What is being asked -
Omit every picture, then give all the entries again exactly.

[Excerpt from a dataset]
*-*-*
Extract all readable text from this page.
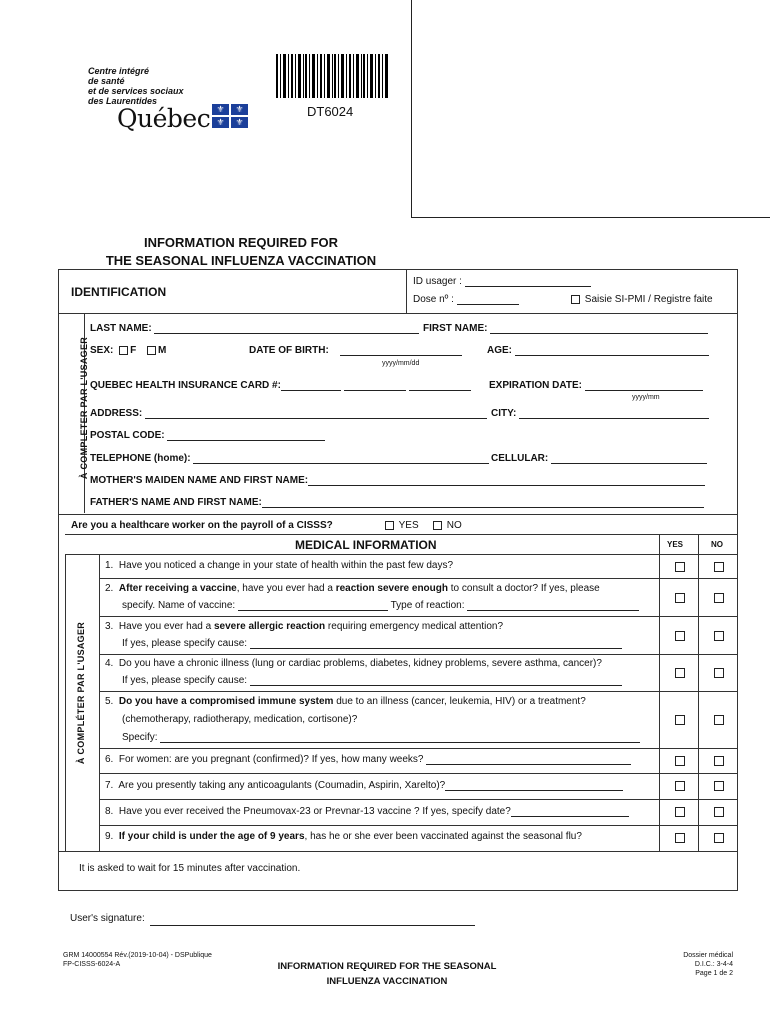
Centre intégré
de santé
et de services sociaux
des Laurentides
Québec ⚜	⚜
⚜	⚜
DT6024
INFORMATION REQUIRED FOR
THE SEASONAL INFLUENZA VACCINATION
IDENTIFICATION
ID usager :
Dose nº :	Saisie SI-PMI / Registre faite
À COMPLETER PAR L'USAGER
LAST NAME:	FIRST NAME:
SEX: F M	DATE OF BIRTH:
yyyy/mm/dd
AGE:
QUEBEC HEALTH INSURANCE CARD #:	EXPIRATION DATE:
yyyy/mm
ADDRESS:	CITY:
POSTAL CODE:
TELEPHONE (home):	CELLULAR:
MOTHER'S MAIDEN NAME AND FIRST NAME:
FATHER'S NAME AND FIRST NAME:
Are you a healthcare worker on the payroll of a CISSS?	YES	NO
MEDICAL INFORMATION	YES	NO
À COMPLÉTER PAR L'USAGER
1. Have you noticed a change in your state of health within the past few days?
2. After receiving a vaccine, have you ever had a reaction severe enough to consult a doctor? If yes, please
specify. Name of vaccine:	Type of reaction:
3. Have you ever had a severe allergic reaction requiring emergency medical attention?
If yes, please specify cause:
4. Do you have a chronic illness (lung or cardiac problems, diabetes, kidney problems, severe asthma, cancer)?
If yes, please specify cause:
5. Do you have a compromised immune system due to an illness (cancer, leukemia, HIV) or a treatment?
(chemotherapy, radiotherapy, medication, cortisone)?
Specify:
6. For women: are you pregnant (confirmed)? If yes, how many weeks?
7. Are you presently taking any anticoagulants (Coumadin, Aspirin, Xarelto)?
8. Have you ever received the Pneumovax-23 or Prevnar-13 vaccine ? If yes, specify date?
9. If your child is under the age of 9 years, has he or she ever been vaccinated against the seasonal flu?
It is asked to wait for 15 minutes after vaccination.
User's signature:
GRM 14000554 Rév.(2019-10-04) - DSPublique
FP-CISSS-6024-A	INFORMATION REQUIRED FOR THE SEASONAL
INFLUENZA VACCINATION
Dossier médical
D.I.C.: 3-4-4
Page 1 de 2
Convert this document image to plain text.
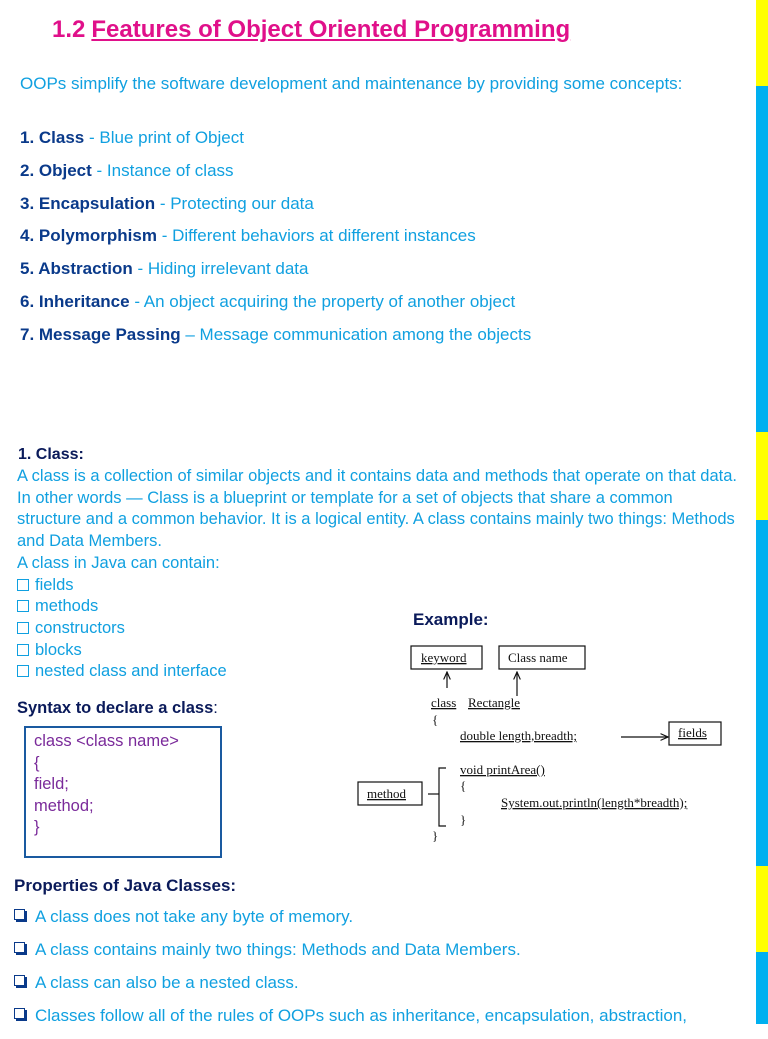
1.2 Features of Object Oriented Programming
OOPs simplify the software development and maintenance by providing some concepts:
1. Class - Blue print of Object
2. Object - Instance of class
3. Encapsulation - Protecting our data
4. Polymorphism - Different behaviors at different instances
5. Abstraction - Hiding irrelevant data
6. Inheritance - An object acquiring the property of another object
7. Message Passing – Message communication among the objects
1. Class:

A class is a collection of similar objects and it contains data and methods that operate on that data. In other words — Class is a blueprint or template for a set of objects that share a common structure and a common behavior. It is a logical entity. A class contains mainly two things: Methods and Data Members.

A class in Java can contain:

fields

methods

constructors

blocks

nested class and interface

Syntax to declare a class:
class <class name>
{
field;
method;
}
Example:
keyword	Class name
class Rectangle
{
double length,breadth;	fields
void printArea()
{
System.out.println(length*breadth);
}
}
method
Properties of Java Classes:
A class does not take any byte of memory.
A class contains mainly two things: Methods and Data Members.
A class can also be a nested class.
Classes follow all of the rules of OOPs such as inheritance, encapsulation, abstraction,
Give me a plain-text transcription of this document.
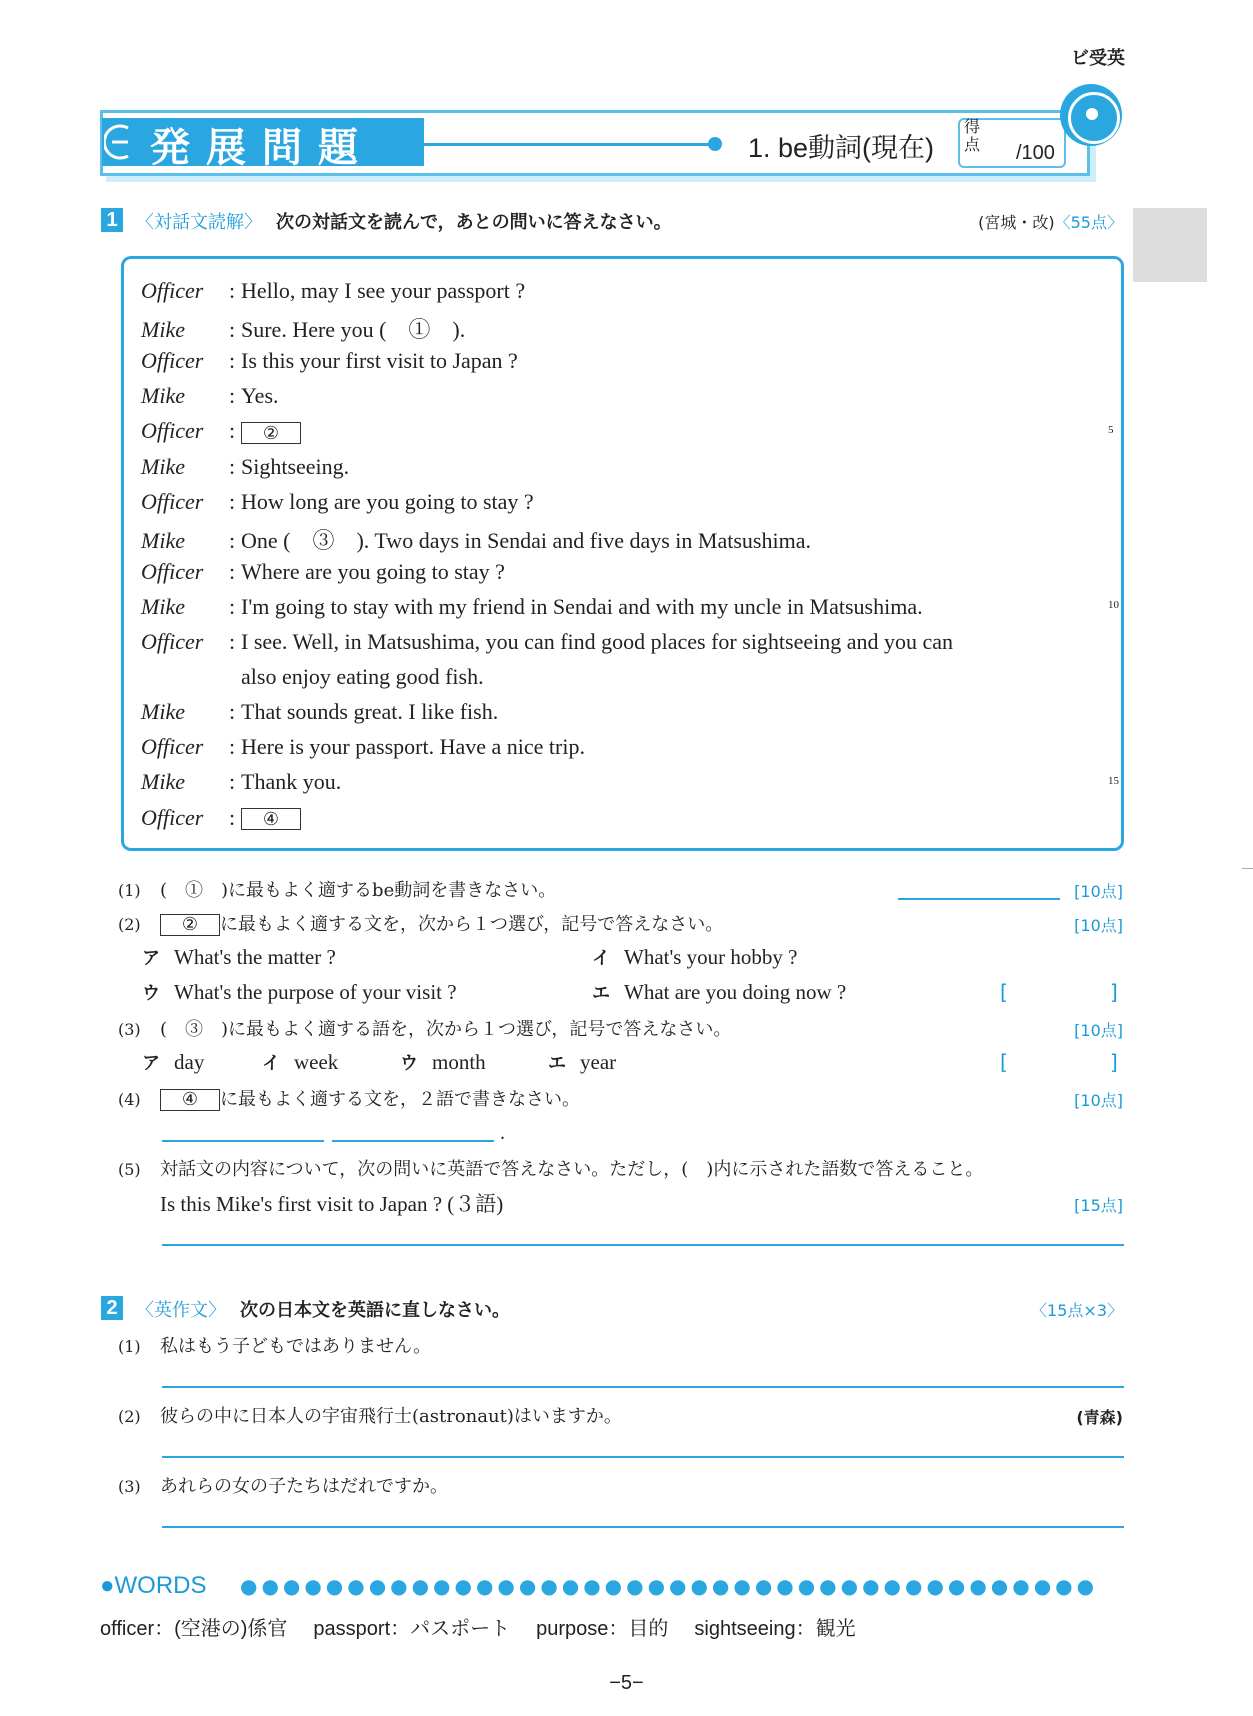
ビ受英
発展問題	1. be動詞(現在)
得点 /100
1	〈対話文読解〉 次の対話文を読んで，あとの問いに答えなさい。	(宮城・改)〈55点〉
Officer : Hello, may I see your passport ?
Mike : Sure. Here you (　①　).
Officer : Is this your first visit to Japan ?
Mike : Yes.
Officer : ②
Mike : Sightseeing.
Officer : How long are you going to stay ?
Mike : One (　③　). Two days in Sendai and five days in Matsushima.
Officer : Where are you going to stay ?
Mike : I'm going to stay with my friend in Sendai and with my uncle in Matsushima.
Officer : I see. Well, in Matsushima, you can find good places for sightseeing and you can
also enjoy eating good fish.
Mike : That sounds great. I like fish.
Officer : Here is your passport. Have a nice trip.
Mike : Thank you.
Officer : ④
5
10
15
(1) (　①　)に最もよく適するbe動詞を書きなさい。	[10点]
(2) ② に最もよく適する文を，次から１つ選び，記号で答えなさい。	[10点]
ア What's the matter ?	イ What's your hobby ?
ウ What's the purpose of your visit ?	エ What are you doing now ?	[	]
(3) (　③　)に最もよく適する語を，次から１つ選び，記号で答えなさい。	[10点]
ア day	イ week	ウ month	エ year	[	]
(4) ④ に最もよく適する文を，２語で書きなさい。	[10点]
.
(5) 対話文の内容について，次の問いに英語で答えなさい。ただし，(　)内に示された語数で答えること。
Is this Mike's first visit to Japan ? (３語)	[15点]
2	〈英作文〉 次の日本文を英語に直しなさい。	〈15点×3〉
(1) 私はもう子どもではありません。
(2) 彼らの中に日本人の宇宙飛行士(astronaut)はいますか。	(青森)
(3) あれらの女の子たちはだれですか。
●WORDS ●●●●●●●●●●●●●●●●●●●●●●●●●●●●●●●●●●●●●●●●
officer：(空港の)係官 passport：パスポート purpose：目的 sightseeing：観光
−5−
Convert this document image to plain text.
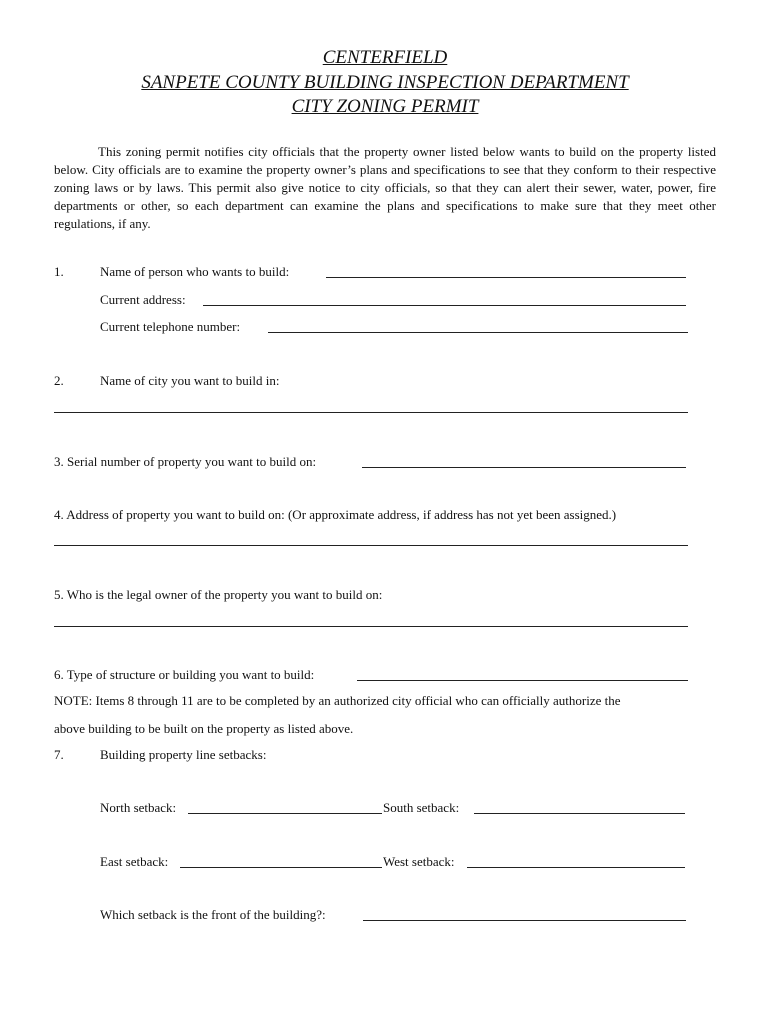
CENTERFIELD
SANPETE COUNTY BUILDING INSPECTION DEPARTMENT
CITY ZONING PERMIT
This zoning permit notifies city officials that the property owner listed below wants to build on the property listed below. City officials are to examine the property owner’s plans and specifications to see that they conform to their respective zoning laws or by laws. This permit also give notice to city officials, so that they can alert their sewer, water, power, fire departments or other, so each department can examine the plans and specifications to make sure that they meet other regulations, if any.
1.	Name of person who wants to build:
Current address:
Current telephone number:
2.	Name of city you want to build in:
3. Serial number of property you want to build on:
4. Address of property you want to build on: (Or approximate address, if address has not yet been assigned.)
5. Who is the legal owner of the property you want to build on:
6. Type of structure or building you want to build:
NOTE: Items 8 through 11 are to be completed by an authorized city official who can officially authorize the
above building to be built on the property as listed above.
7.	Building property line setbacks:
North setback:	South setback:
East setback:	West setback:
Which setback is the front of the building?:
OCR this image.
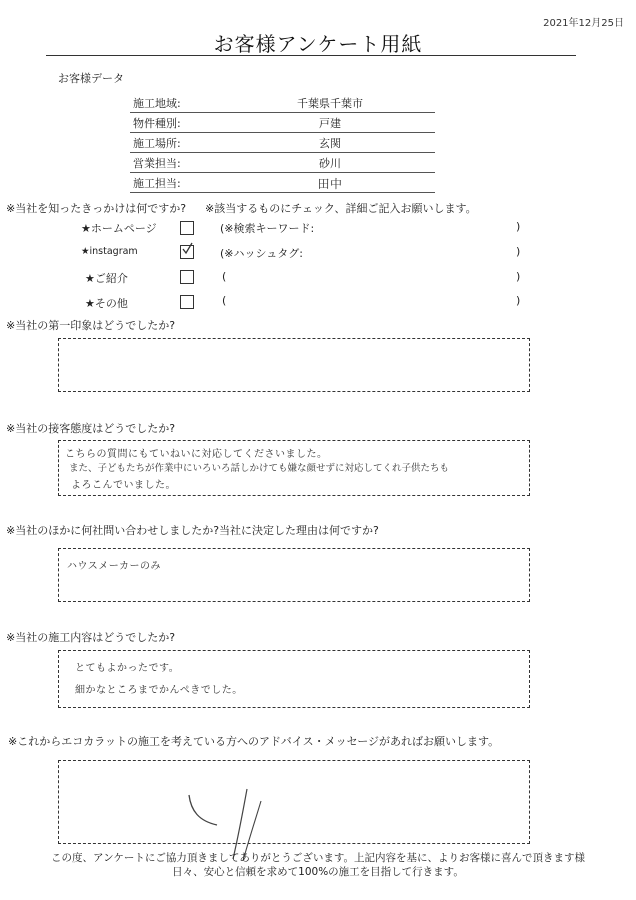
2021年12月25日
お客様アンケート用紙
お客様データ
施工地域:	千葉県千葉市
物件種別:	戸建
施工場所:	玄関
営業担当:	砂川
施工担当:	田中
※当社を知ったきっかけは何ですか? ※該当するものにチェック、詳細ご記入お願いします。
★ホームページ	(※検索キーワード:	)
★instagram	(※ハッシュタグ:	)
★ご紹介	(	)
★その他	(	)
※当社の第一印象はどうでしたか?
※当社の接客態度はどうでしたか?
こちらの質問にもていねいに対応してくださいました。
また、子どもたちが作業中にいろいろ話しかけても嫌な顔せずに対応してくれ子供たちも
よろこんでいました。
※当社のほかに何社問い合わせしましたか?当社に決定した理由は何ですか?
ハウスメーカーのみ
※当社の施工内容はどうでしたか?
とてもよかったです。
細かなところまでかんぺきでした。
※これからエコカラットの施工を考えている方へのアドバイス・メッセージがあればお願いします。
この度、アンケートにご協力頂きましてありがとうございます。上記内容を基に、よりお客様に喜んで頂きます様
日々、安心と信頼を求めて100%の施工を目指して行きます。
*-*-*
The result -
Extract all readable text from this page.
Centre intégré
de santé
et de services sociaux
des Laurentides
Québec ⚜	⚜
⚜	⚜
DT6024
INFORMATION REQUIRED FOR
THE SEASONAL INFLUENZA VACCINATION
IDENTIFICATION
ID usager :
Dose nº :	Saisie SI-PMI / Registre faite
À COMPLETER PAR L'USAGER
LAST NAME:	FIRST NAME:
SEX: F M	DATE OF BIRTH:
yyyy/mm/dd
AGE:
QUEBEC HEALTH INSURANCE CARD #:	EXPIRATION DATE:
yyyy/mm
ADDRESS:	CITY:
POSTAL CODE:
TELEPHONE (home):	CELLULAR:
MOTHER'S MAIDEN NAME AND FIRST NAME:
FATHER'S NAME AND FIRST NAME:
Are you a healthcare worker on the payroll of a CISSS?	YES	NO
MEDICAL INFORMATION	YES	NO
À COMPLÉTER PAR L'USAGER
1. Have you noticed a change in your state of health within the past few days?
2. After receiving a vaccine, have you ever had a reaction severe enough to consult a doctor? If yes, please
specify. Name of vaccine:	Type of reaction:
3. Have you ever had a severe allergic reaction requiring emergency medical attention?
If yes, please specify cause:
4. Do you have a chronic illness (lung or cardiac problems, diabetes, kidney problems, severe asthma, cancer)?
If yes, please specify cause:
5. Do you have a compromised immune system due to an illness (cancer, leukemia, HIV) or a treatment?
(chemotherapy, radiotherapy, medication, cortisone)?
Specify:
6. For women: are you pregnant (confirmed)? If yes, how many weeks?
7. Are you presently taking any anticoagulants (Coumadin, Aspirin, Xarelto)?
8. Have you ever received the Pneumovax-23 or Prevnar-13 vaccine ? If yes, specify date?
9. If your child is under the age of 9 years, has he or she ever been vaccinated against the seasonal flu?
It is asked to wait for 15 minutes after vaccination.
User's signature:
GRM 14000554 Rév.(2019-10-04) - DSPublique
FP-CISSS-6024-A	INFORMATION REQUIRED FOR THE SEASONAL
INFLUENZA VACCINATION
Dossier médical
D.I.C.: 3-4-4
Page 1 de 2
Convert this document image to plain text.
1.2 Features of Object Oriented Programming
OOPs simplify the software development and maintenance by providing some concepts:
1. Class - Blue print of Object
2. Object - Instance of class
3. Encapsulation - Protecting our data
4. Polymorphism - Different behaviors at different instances
5. Abstraction - Hiding irrelevant data
6. Inheritance - An object acquiring the property of another object
7. Message Passing – Message communication among the objects
1. Class:

A class is a collection of similar objects and it contains data and methods that operate on that data. In other words — Class is a blueprint or template for a set of objects that share a common structure and a common behavior. It is a logical entity. A class contains mainly two things: Methods and Data Members.

A class in Java can contain:

fields

methods

constructors

blocks

nested class and interface

Syntax to declare a class:
class <class name>
{
field;
method;
}
Example:
keyword	Class name
class Rectangle
{
double length,breadth;	fields
void printArea()
{
System.out.println(length*breadth);
}
}
method
Properties of Java Classes:
A class does not take any byte of memory.
A class contains mainly two things: Methods and Data Members.
A class can also be a nested class.
Classes follow all of the rules of OOPs such as inheritance, encapsulation, abstraction,
Give me a plain-text transcription of this document.
ビ受英
発展問題	1. be動詞(現在)
得点 /100
1	〈対話文読解〉 次の対話文を読んで，あとの問いに答えなさい。	(宮城・改)〈55点〉
Officer : Hello, may I see your passport ?
Mike : Sure. Here you (　①　).
Officer : Is this your first visit to Japan ?
Mike : Yes.
Officer : ②
Mike : Sightseeing.
Officer : How long are you going to stay ?
Mike : One (　③　). Two days in Sendai and five days in Matsushima.
Officer : Where are you going to stay ?
Mike : I'm going to stay with my friend in Sendai and with my uncle in Matsushima.
Officer : I see. Well, in Matsushima, you can find good places for sightseeing and you can
also enjoy eating good fish.
Mike : That sounds great. I like fish.
Officer : Here is your passport. Have a nice trip.
Mike : Thank you.
Officer : ④
5
10
15
(1) (　①　)に最もよく適するbe動詞を書きなさい。	[10点]
(2) ② に最もよく適する文を，次から１つ選び，記号で答えなさい。	[10点]
ア What's the matter ?	イ What's your hobby ?
ウ What's the purpose of your visit ?	エ What are you doing now ?	[	]
(3) (　③　)に最もよく適する語を，次から１つ選び，記号で答えなさい。	[10点]
ア day	イ week	ウ month	エ year	[	]
(4) ④ に最もよく適する文を，２語で書きなさい。	[10点]
.
(5) 対話文の内容について，次の問いに英語で答えなさい。ただし，(　)内に示された語数で答えること。
Is this Mike's first visit to Japan ? (３語)	[15点]
2	〈英作文〉 次の日本文を英語に直しなさい。	〈15点×3〉
(1) 私はもう子どもではありません。
(2) 彼らの中に日本人の宇宙飛行士(astronaut)はいますか。	(青森)
(3) あれらの女の子たちはだれですか。
●WORDS ●●●●●●●●●●●●●●●●●●●●●●●●●●●●●●●●●●●●●●●●
officer：(空港の)係官 passport：パスポート purpose：目的 sightseeing：観光
−5−
Convert this document image to plain text.
CENTERFIELD
SANPETE COUNTY BUILDING INSPECTION DEPARTMENT
CITY ZONING PERMIT
This zoning permit notifies city officials that the property owner listed below wants to build on the property listed below. City officials are to examine the property owner’s plans and specifications to see that they conform to their respective zoning laws or by laws. This permit also give notice to city officials, so that they can alert their sewer, water, power, fire departments or other, so each department can examine the plans and specifications to make sure that they meet other regulations, if any.
1.	Name of person who wants to build:
Current address:
Current telephone number:
2.	Name of city you want to build in:
3. Serial number of property you want to build on:
4. Address of property you want to build on: (Or approximate address, if address has not yet been assigned.)
5. Who is the legal owner of the property you want to build on:
6. Type of structure or building you want to build:
NOTE: Items 8 through 11 are to be completed by an authorized city official who can officially authorize the
above building to be built on the property as listed above.
7.	Building property line setbacks:
North setback:	South setback:
East setback:	West setback:
Which setback is the front of the building?:
OCR this image.
2021年12月25日
お客様アンケート用紙
お客様データ
施工地域:	千葉県千葉市
物件種別:	戸建
施工場所:	玄関
営業担当:	砂川
施工担当:	田中
※当社を知ったきっかけは何ですか? ※該当するものにチェック、詳細ご記入お願いします。
★ホームページ	(※検索キーワード:	)
★instagram	(※ハッシュタグ:	)
★ご紹介	(	)
★その他	(	)
※当社の第一印象はどうでしたか?
※当社の接客態度はどうでしたか?
こちらの質問にもていねいに対応してくださいました。
また、子どもたちが作業中にいろいろ話しかけても嫌な顔せずに対応してくれ子供たちも
よろこんでいました。
※当社のほかに何社問い合わせしましたか?当社に決定した理由は何ですか?
ハウスメーカーのみ
※当社の施工内容はどうでしたか?
とてもよかったです。
細かなところまでかんぺきでした。
※これからエコカラットの施工を考えている方へのアドバイス・メッセージがあればお願いします。
この度、アンケートにご協力頂きましてありがとうございます。上記内容を基に、よりお客様に喜んで頂きます様
日々、安心と信頼を求めて100%の施工を目指して行きます。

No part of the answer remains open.